WHAT THE TASK REQUIRES: Please say how many lines of the listing hold "Discrimination", with no other words in the answer.

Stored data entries
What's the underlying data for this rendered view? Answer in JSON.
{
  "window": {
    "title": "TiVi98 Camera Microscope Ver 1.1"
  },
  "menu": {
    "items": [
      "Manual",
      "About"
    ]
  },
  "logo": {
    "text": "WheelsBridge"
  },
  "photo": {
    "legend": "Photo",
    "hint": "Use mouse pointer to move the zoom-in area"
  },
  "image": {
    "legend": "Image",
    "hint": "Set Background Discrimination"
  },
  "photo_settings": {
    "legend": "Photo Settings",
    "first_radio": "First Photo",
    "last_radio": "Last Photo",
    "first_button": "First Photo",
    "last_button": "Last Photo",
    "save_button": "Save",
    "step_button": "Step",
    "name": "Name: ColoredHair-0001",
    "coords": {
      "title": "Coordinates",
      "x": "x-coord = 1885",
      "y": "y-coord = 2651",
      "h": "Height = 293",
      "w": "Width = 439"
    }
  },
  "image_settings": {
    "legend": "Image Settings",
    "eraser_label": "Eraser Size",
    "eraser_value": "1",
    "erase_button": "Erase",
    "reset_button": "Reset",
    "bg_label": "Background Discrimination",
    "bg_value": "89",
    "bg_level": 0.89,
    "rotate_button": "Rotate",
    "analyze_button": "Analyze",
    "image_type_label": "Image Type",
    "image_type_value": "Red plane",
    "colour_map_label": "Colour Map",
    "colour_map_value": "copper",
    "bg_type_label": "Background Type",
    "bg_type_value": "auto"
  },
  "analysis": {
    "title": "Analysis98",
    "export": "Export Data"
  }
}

FULL SOLUTION: 2